(Recorded data):
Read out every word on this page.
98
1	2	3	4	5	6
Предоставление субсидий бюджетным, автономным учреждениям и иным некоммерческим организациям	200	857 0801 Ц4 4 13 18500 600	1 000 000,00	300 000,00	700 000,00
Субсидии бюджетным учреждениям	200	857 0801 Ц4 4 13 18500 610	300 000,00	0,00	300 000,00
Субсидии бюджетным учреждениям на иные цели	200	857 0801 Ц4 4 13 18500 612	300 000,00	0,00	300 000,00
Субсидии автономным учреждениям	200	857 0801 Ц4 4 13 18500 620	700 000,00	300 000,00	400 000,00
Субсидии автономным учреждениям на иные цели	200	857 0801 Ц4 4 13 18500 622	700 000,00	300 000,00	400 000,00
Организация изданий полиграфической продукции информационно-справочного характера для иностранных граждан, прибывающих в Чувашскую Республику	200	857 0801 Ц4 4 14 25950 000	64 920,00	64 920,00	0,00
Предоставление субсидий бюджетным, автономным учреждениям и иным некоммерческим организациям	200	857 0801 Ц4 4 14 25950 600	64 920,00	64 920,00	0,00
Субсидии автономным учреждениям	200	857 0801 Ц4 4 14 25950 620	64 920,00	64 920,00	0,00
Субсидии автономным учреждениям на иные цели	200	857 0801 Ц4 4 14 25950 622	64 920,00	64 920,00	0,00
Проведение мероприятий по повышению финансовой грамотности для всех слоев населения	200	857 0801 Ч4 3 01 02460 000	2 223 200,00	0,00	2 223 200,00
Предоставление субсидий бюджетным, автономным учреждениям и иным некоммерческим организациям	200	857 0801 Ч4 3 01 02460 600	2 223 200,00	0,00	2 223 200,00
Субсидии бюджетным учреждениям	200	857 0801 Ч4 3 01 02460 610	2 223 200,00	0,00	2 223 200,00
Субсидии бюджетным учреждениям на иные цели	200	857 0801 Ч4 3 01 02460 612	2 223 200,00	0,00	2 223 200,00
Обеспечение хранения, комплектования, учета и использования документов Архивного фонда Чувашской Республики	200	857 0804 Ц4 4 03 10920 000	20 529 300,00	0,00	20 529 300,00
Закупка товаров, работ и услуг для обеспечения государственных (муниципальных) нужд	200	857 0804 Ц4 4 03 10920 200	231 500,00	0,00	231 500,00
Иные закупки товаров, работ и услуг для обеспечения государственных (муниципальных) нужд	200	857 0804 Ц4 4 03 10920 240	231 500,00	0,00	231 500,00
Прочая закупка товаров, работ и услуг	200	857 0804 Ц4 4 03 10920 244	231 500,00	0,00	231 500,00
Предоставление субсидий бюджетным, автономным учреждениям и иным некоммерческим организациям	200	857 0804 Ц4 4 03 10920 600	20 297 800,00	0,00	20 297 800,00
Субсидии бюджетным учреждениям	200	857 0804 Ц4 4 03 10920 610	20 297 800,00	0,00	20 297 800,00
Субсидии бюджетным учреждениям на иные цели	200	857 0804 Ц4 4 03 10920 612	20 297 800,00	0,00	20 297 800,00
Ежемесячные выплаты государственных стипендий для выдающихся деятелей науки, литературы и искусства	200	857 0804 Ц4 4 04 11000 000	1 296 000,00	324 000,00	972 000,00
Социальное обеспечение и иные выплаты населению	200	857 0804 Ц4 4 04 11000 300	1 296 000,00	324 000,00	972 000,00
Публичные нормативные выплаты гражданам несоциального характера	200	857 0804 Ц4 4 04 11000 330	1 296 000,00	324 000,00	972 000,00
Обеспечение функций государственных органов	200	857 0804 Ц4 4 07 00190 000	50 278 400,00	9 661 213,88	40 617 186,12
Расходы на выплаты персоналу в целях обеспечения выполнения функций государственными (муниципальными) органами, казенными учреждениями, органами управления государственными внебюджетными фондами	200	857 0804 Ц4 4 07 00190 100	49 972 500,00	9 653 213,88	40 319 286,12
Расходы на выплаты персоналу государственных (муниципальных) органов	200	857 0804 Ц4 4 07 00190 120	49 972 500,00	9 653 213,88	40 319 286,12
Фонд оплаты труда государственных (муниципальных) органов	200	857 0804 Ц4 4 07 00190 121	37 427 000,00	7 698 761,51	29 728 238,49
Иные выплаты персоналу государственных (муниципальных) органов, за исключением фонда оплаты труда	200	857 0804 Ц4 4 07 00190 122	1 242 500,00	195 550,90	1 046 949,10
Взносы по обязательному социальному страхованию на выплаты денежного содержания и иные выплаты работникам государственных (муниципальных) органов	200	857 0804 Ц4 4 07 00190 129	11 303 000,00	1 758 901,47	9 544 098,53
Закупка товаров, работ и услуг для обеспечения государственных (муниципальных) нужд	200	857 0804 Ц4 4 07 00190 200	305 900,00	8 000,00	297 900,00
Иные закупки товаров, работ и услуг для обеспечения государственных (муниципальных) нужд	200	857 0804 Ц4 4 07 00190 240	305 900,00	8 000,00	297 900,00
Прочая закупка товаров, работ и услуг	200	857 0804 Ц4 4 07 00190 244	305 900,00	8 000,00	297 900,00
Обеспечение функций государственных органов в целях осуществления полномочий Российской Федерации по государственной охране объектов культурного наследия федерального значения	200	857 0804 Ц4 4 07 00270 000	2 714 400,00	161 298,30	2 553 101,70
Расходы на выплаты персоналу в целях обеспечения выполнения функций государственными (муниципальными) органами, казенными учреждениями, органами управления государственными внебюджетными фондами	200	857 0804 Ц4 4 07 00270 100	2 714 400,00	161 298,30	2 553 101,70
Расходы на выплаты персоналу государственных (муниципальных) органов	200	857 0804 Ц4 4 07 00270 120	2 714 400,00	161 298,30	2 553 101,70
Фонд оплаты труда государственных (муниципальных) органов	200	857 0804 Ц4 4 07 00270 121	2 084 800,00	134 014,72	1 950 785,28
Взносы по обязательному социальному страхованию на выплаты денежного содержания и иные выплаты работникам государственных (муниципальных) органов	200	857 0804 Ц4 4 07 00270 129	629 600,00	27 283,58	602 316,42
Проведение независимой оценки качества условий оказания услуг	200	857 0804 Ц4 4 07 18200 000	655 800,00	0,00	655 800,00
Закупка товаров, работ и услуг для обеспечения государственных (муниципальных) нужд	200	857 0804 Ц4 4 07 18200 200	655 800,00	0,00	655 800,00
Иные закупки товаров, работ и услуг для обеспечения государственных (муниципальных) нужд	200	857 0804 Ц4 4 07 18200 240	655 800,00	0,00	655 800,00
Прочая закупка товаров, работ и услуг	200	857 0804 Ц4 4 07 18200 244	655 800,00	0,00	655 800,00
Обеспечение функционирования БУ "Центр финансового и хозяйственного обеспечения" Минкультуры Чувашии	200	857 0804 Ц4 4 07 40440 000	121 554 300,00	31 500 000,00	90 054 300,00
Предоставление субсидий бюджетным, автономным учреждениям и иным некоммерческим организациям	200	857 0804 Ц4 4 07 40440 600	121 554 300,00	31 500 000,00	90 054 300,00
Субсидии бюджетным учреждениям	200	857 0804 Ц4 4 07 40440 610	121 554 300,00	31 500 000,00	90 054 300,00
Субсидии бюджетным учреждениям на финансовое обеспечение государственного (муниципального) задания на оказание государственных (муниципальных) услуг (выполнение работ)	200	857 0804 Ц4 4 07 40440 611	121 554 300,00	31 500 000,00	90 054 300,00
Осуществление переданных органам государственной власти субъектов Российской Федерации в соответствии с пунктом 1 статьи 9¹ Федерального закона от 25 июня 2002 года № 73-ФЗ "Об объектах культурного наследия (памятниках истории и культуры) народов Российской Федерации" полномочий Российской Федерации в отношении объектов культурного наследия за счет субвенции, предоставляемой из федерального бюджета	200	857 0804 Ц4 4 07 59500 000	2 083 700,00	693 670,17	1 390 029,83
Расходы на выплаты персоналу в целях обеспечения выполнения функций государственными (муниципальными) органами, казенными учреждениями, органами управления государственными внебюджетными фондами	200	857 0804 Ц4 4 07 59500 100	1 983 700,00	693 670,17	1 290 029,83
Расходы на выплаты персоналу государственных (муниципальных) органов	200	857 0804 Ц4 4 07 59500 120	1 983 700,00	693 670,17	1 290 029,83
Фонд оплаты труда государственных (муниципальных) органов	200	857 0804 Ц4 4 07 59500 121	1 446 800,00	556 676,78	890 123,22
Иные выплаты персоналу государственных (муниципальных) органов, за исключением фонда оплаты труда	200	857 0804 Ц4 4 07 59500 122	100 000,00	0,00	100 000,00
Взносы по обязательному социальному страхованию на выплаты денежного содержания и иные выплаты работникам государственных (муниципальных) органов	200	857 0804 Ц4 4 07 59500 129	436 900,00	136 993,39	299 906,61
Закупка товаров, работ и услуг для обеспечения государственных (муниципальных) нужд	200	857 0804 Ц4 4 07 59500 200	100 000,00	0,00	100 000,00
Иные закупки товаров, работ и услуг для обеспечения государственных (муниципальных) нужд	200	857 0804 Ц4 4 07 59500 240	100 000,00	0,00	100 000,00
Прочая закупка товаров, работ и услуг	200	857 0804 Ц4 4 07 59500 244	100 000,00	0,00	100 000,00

(Problem to work on): List each line holding the string "социальному".

(Written answer):
Взносы по обязательному социальному страхованию на выплаты денежного содержания и иные выплаты работникам государственных (муниципальных) органов	200	857 0804 Ц4 4 07 00190 129	11 303 000,00	1 758 901,47	9 544 098,53
Взносы по обязательному социальному страхованию на выплаты денежного содержания и иные выплаты работникам государственных (муниципальных) органов	200	857 0804 Ц4 4 07 00270 129	629 600,00	27 283,58	602 316,42
Взносы по обязательному социальному страхованию на выплаты денежного содержания и иные выплаты работникам государственных (муниципальных) органов	200	857 0804 Ц4 4 07 59500 129	436 900,00	136 993,39	299 906,61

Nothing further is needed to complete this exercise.